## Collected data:

## BEGIN

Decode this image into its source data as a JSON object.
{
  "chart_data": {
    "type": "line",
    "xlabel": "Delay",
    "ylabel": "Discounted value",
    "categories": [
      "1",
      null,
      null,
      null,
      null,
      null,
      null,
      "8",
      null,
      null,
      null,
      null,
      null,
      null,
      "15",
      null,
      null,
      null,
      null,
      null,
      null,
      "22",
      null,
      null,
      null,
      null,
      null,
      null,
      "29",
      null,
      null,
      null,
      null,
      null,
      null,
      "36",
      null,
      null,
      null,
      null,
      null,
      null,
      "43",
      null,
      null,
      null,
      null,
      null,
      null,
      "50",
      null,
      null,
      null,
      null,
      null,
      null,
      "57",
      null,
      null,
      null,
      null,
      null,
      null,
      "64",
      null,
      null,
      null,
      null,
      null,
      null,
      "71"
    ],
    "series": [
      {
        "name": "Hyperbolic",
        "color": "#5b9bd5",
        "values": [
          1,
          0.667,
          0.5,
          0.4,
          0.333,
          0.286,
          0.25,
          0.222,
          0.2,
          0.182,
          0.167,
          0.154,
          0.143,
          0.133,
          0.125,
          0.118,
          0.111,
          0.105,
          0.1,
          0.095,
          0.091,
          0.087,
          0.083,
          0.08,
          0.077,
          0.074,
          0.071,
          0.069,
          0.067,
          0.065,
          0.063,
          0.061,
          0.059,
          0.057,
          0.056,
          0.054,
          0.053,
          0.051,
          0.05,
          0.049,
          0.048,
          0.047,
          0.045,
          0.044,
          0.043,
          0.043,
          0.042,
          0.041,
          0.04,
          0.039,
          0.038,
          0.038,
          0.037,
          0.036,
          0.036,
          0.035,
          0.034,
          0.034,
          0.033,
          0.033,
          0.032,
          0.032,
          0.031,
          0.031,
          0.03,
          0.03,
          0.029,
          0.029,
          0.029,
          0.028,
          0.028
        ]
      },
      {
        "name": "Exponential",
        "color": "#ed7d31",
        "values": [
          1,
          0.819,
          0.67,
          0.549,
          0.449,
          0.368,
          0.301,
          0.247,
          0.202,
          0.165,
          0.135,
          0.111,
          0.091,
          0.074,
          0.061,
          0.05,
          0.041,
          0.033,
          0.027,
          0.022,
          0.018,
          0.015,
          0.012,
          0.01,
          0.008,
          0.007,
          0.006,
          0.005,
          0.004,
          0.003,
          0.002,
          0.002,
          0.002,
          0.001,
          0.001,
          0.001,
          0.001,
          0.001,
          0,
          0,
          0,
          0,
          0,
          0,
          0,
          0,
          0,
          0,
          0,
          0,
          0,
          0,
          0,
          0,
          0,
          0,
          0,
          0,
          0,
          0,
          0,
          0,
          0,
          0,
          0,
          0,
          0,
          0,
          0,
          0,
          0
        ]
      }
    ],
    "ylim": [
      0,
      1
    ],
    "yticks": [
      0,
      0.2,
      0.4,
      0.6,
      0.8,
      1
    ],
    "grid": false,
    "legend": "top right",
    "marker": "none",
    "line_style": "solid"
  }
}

## END

## Exercise:
What do the records say? Quote them all exactly.

## Result of the exercise:
Decode this image into its source data as a JSON object.
{
  "chart_data": {
    "type": "line",
    "xlabel": "Delay",
    "ylabel": "Discounted value",
    "categories": [
      "1",
      null,
      null,
      null,
      null,
      null,
      null,
      "8",
      null,
      null,
      null,
      null,
      null,
      null,
      "15",
      null,
      null,
      null,
      null,
      null,
      null,
      "22",
      null,
      null,
      null,
      null,
      null,
      null,
      "29",
      null,
      null,
      null,
      null,
      null,
      null,
      "36",
      null,
      null,
      null,
      null,
      null,
      null,
      "43",
      null,
      null,
      null,
      null,
      null,
      null,
      "50",
      null,
      null,
      null,
      null,
      null,
      null,
      "57",
      null,
      null,
      null,
      null,
      null,
      null,
      "64",
      null,
      null,
      null,
      null,
      null,
      null,
      "71"
    ],
    "series": [
      {
        "name": "Hyperbolic",
        "color": "#5b9bd5",
        "values": [
          1,
          0.667,
          0.5,
          0.4,
          0.333,
          0.286,
          0.25,
          0.222,
          0.2,
          0.182,
          0.167,
          0.154,
          0.143,
          0.133,
          0.125,
          0.118,
          0.111,
          0.105,
          0.1,
          0.095,
          0.091,
          0.087,
          0.083,
          0.08,
          0.077,
          0.074,
          0.071,
          0.069,
          0.067,
          0.065,
          0.063,
          0.061,
          0.059,
          0.057,
          0.056,
          0.054,
          0.053,
          0.051,
          0.05,
          0.049,
          0.048,
          0.047,
          0.045,
          0.044,
          0.043,
          0.043,
          0.042,
          0.041,
          0.04,
          0.039,
          0.038,
          0.038,
          0.037,
          0.036,
          0.036,
          0.035,
          0.034,
          0.034,
          0.033,
          0.033,
          0.032,
          0.032,
          0.031,
          0.031,
          0.03,
          0.03,
          0.029,
          0.029,
          0.029,
          0.028,
          0.028
        ]
      },
      {
        "name": "Exponential",
        "color": "#ed7d31",
        "values": [
          1,
          0.819,
          0.67,
          0.549,
          0.449,
          0.368,
          0.301,
          0.247,
          0.202,
          0.165,
          0.135,
          0.111,
          0.091,
          0.074,
          0.061,
          0.05,
          0.041,
          0.033,
          0.027,
          0.022,
          0.018,
          0.015,
          0.012,
          0.01,
          0.008,
          0.007,
          0.006,
          0.005,
          0.004,
          0.003,
          0.002,
          0.002,
          0.002,
          0.001,
          0.001,
          0.001,
          0.001,
          0.001,
          0,
          0,
          0,
          0,
          0,
          0,
          0,
          0,
          0,
          0,
          0,
          0,
          0,
          0,
          0,
          0,
          0,
          0,
          0,
          0,
          0,
          0,
          0,
          0,
          0,
          0,
          0,
          0,
          0,
          0,
          0,
          0,
          0
        ]
      }
    ],
    "ylim": [
      0,
      1
    ],
    "yticks": [
      0,
      0.2,
      0.4,
      0.6,
      0.8,
      1
    ],
    "grid": false,
    "legend": "top right",
    "marker": "none",
    "line_style": "solid"
  }
}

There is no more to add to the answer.